(Data entries for graphics)

▼

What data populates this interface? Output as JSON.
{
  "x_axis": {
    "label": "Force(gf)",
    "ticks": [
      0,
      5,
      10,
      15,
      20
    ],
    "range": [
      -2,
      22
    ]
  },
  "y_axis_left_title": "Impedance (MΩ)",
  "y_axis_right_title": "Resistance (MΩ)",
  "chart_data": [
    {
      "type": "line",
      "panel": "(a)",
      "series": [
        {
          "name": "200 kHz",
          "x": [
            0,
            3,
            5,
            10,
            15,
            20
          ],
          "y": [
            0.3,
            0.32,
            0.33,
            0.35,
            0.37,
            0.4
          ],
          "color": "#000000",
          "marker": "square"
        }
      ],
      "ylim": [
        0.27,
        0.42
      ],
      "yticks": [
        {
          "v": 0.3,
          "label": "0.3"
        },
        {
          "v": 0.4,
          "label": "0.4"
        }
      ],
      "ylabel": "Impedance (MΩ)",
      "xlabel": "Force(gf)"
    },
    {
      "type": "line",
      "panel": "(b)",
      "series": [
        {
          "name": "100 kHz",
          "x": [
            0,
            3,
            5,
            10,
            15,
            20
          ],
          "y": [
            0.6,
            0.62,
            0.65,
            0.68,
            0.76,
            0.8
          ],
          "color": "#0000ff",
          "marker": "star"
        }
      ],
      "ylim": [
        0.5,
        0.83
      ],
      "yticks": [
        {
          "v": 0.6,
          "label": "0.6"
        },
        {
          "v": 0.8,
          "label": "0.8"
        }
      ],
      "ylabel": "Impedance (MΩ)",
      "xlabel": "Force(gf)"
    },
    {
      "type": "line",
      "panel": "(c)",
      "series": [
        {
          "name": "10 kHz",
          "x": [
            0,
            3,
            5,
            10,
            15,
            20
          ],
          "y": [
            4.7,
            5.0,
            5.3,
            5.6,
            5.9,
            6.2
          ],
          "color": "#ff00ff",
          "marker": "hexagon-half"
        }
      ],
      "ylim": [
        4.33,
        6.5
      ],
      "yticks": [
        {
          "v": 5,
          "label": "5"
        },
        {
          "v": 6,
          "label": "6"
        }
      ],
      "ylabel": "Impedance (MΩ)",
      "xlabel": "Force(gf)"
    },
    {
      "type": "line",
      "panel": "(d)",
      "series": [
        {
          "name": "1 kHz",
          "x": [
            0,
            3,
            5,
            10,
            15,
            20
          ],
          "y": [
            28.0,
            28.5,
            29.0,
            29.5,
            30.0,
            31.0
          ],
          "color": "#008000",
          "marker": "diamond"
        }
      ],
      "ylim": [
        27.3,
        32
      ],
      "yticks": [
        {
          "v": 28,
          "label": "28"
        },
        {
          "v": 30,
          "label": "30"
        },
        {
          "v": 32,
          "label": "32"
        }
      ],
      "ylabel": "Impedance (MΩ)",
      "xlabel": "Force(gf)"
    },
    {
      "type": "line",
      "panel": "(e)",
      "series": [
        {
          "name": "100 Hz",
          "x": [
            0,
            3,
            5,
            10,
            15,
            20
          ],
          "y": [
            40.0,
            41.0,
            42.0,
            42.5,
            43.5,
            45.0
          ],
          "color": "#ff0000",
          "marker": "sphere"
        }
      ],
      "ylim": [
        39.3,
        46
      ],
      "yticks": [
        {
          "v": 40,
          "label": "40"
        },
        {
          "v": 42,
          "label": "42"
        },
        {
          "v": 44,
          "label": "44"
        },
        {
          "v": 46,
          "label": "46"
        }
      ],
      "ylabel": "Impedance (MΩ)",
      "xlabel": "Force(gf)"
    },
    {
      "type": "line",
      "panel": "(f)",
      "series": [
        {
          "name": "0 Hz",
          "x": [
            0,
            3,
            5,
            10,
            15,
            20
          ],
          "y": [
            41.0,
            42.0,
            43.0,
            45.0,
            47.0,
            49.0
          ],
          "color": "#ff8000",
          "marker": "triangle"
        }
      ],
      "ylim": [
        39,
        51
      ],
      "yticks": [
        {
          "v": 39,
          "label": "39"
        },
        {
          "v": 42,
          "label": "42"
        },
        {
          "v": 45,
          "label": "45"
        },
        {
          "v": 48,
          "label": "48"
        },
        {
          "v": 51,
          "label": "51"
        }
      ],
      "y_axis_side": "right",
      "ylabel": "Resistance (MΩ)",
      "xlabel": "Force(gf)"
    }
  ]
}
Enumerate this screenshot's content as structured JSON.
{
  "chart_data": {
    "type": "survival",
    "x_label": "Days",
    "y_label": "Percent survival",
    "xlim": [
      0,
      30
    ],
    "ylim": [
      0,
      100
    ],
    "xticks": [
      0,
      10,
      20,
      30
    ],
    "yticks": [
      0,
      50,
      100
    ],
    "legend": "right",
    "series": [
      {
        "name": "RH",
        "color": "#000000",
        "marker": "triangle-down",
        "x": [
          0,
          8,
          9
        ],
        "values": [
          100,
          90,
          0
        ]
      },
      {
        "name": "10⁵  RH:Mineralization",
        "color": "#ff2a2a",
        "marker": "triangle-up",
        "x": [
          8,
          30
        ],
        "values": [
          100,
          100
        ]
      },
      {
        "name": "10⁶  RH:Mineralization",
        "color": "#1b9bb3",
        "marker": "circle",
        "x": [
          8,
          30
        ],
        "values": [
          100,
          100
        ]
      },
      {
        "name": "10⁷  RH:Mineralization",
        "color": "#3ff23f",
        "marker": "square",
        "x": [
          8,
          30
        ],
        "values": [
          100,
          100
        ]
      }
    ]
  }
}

▲

◆ **Task**: Set out the complete listing exactly as shown.

◆ **The answer**:
What data populates this interface? Output as JSON.
{
  "x_axis": {
    "label": "Force(gf)",
    "ticks": [
      0,
      5,
      10,
      15,
      20
    ],
    "range": [
      -2,
      22
    ]
  },
  "y_axis_left_title": "Impedance (MΩ)",
  "y_axis_right_title": "Resistance (MΩ)",
  "chart_data": [
    {
      "type": "line",
      "panel": "(a)",
      "series": [
        {
          "name": "200 kHz",
          "x": [
            0,
            3,
            5,
            10,
            15,
            20
          ],
          "y": [
            0.3,
            0.32,
            0.33,
            0.35,
            0.37,
            0.4
          ],
          "color": "#000000",
          "marker": "square"
        }
      ],
      "ylim": [
        0.27,
        0.42
      ],
      "yticks": [
        {
          "v": 0.3,
          "label": "0.3"
        },
        {
          "v": 0.4,
          "label": "0.4"
        }
      ],
      "ylabel": "Impedance (MΩ)",
      "xlabel": "Force(gf)"
    },
    {
      "type": "line",
      "panel": "(b)",
      "series": [
        {
          "name": "100 kHz",
          "x": [
            0,
            3,
            5,
            10,
            15,
            20
          ],
          "y": [
            0.6,
            0.62,
            0.65,
            0.68,
            0.76,
            0.8
          ],
          "color": "#0000ff",
          "marker": "star"
        }
      ],
      "ylim": [
        0.5,
        0.83
      ],
      "yticks": [
        {
          "v": 0.6,
          "label": "0.6"
        },
        {
          "v": 0.8,
          "label": "0.8"
        }
      ],
      "ylabel": "Impedance (MΩ)",
      "xlabel": "Force(gf)"
    },
    {
      "type": "line",
      "panel": "(c)",
      "series": [
        {
          "name": "10 kHz",
          "x": [
            0,
            3,
            5,
            10,
            15,
            20
          ],
          "y": [
            4.7,
            5.0,
            5.3,
            5.6,
            5.9,
            6.2
          ],
          "color": "#ff00ff",
          "marker": "hexagon-half"
        }
      ],
      "ylim": [
        4.33,
        6.5
      ],
      "yticks": [
        {
          "v": 5,
          "label": "5"
        },
        {
          "v": 6,
          "label": "6"
        }
      ],
      "ylabel": "Impedance (MΩ)",
      "xlabel": "Force(gf)"
    },
    {
      "type": "line",
      "panel": "(d)",
      "series": [
        {
          "name": "1 kHz",
          "x": [
            0,
            3,
            5,
            10,
            15,
            20
          ],
          "y": [
            28.0,
            28.5,
            29.0,
            29.5,
            30.0,
            31.0
          ],
          "color": "#008000",
          "marker": "diamond"
        }
      ],
      "ylim": [
        27.3,
        32
      ],
      "yticks": [
        {
          "v": 28,
          "label": "28"
        },
        {
          "v": 30,
          "label": "30"
        },
        {
          "v": 32,
          "label": "32"
        }
      ],
      "ylabel": "Impedance (MΩ)",
      "xlabel": "Force(gf)"
    },
    {
      "type": "line",
      "panel": "(e)",
      "series": [
        {
          "name": "100 Hz",
          "x": [
            0,
            3,
            5,
            10,
            15,
            20
          ],
          "y": [
            40.0,
            41.0,
            42.0,
            42.5,
            43.5,
            45.0
          ],
          "color": "#ff0000",
          "marker": "sphere"
        }
      ],
      "ylim": [
        39.3,
        46
      ],
      "yticks": [
        {
          "v": 40,
          "label": "40"
        },
        {
          "v": 42,
          "label": "42"
        },
        {
          "v": 44,
          "label": "44"
        },
        {
          "v": 46,
          "label": "46"
        }
      ],
      "ylabel": "Impedance (MΩ)",
      "xlabel": "Force(gf)"
    },
    {
      "type": "line",
      "panel": "(f)",
      "series": [
        {
          "name": "0 Hz",
          "x": [
            0,
            3,
            5,
            10,
            15,
            20
          ],
          "y": [
            41.0,
            42.0,
            43.0,
            45.0,
            47.0,
            49.0
          ],
          "color": "#ff8000",
          "marker": "triangle"
        }
      ],
      "ylim": [
        39,
        51
      ],
      "yticks": [
        {
          "v": 39,
          "label": "39"
        },
        {
          "v": 42,
          "label": "42"
        },
        {
          "v": 45,
          "label": "45"
        },
        {
          "v": 48,
          "label": "48"
        },
        {
          "v": 51,
          "label": "51"
        }
      ],
      "y_axis_side": "right",
      "ylabel": "Resistance (MΩ)",
      "xlabel": "Force(gf)"
    }
  ]
}
Enumerate this screenshot's content as structured JSON.
{
  "chart_data": {
    "type": "survival",
    "x_label": "Days",
    "y_label": "Percent survival",
    "xlim": [
      0,
      30
    ],
    "ylim": [
      0,
      100
    ],
    "xticks": [
      0,
      10,
      20,
      30
    ],
    "yticks": [
      0,
      50,
      100
    ],
    "legend": "right",
    "series": [
      {
        "name": "RH",
        "color": "#000000",
        "marker": "triangle-down",
        "x": [
          0,
          8,
          9
        ],
        "values": [
          100,
          90,
          0
        ]
      },
      {
        "name": "10⁵  RH:Mineralization",
        "color": "#ff2a2a",
        "marker": "triangle-up",
        "x": [
          8,
          30
        ],
        "values": [
          100,
          100
        ]
      },
      {
        "name": "10⁶  RH:Mineralization",
        "color": "#1b9bb3",
        "marker": "circle",
        "x": [
          8,
          30
        ],
        "values": [
          100,
          100
        ]
      },
      {
        "name": "10⁷  RH:Mineralization",
        "color": "#3ff23f",
        "marker": "square",
        "x": [
          8,
          30
        ],
        "values": [
          100,
          100
        ]
      }
    ]
  }
}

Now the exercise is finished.